SHORT EXERCISE:
Check each line for the string "Subvenciones" and give only the count of lines that have it.

========================

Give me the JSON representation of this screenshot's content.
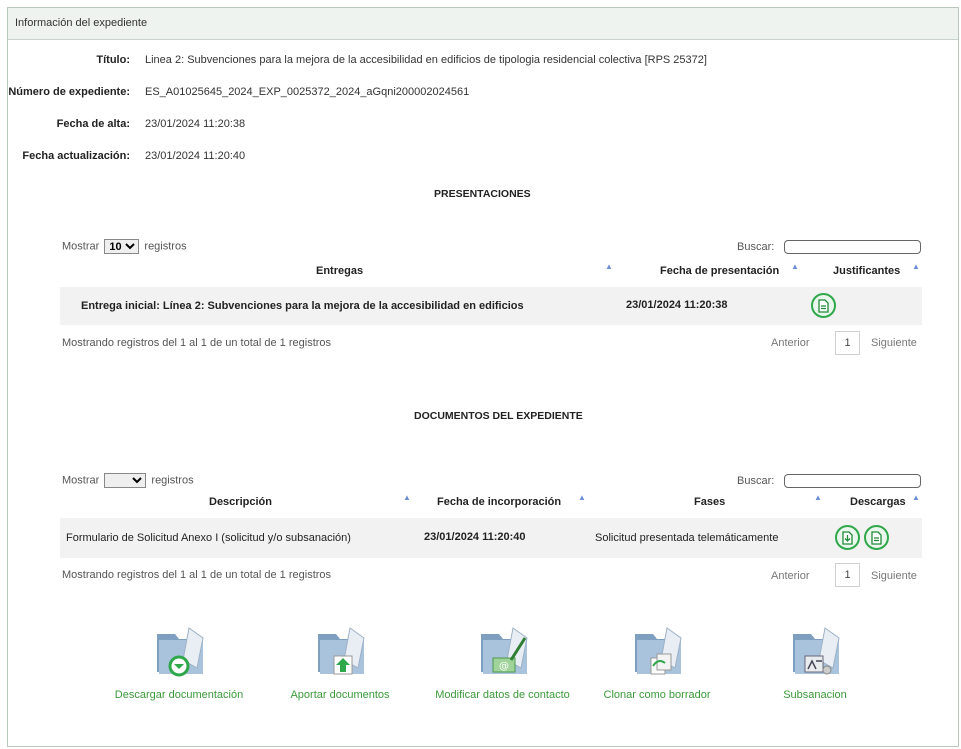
{
  "panel_title": "Información del expediente",
  "info": [
    {
      "label": "Título:",
      "value": "Linea 2: Subvenciones para la mejora de la accesibilidad en edificios de tipologia residencial colectiva [RPS 25372]"
    },
    {
      "label": "Número de expediente:",
      "value": "ES_A01025645_2024_EXP_0025372_2024_aGqni200002024561"
    },
    {
      "label": "Fecha de alta:",
      "value": "23/01/2024 11:20:38"
    },
    {
      "label": "Fecha actualización:",
      "value": "23/01/2024 11:20:40"
    }
  ],
  "presentaciones": {
    "title": "PRESENTACIONES",
    "show_prefix": "Mostrar",
    "show_value": "10",
    "show_suffix": "registros",
    "search_label": "Buscar:",
    "search_value": "",
    "columns": [
      "Entregas",
      "Fecha de presentación",
      "Justificantes"
    ],
    "rows": [
      {
        "entrega": "Entrega inicial: Línea 2: Subvenciones para la mejora de la accesibilidad en edificios",
        "fecha": "23/01/2024 11:20:38",
        "justificante_icon": "document-icon"
      }
    ],
    "summary": "Mostrando registros del 1 al 1 de un total de 1 registros",
    "prev": "Anterior",
    "page": "1",
    "next": "Siguiente"
  },
  "documentos": {
    "title": "DOCUMENTOS DEL EXPEDIENTE",
    "show_prefix": "Mostrar",
    "show_value": "",
    "show_suffix": "registros",
    "search_label": "Buscar:",
    "search_value": "",
    "columns": [
      "Descripción",
      "Fecha de incorporación",
      "Fases",
      "Descargas"
    ],
    "rows": [
      {
        "descripcion": "Formulario de Solicitud Anexo I (solicitud y/o subsanación)",
        "fecha": "23/01/2024 11:20:40",
        "fase": "Solicitud presentada telemáticamente",
        "download_icons": [
          "download-icon",
          "document-icon"
        ]
      }
    ],
    "summary": "Mostrando registros del 1 al 1 de un total de 1 registros",
    "prev": "Anterior",
    "page": "1",
    "next": "Siguiente"
  },
  "actions": [
    {
      "label": "Descargar documentación",
      "icon": "folder-download-icon"
    },
    {
      "label": "Aportar documentos",
      "icon": "folder-upload-icon"
    },
    {
      "label": "Modificar datos de contacto",
      "icon": "folder-email-icon"
    },
    {
      "label": "Clonar como borrador",
      "icon": "folder-clone-icon"
    },
    {
      "label": "Subsanacion",
      "icon": "folder-settings-icon"
    }
  ],
  "colors": {
    "accent_green": "#2ea84a",
    "sort_arrow": "#6b8fd6",
    "header_bg": "#eef3ef",
    "link_green": "#3a9a3a"
  }
}
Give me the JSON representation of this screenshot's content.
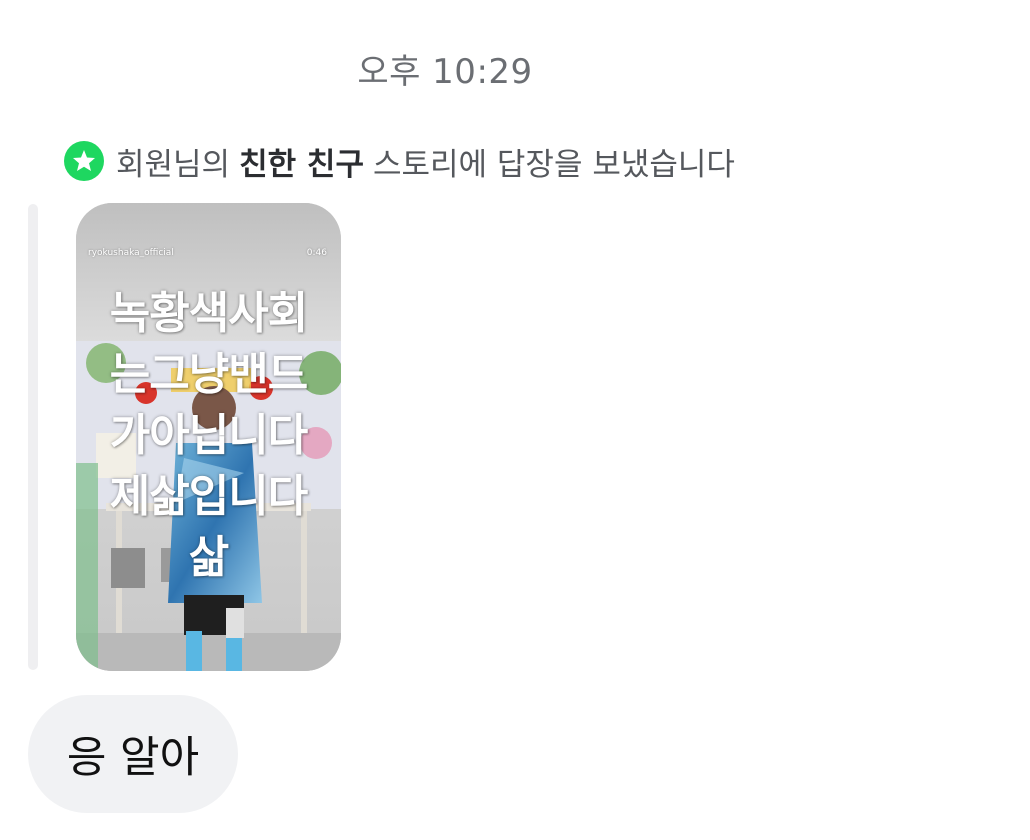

========================

FINISHED TASK:
2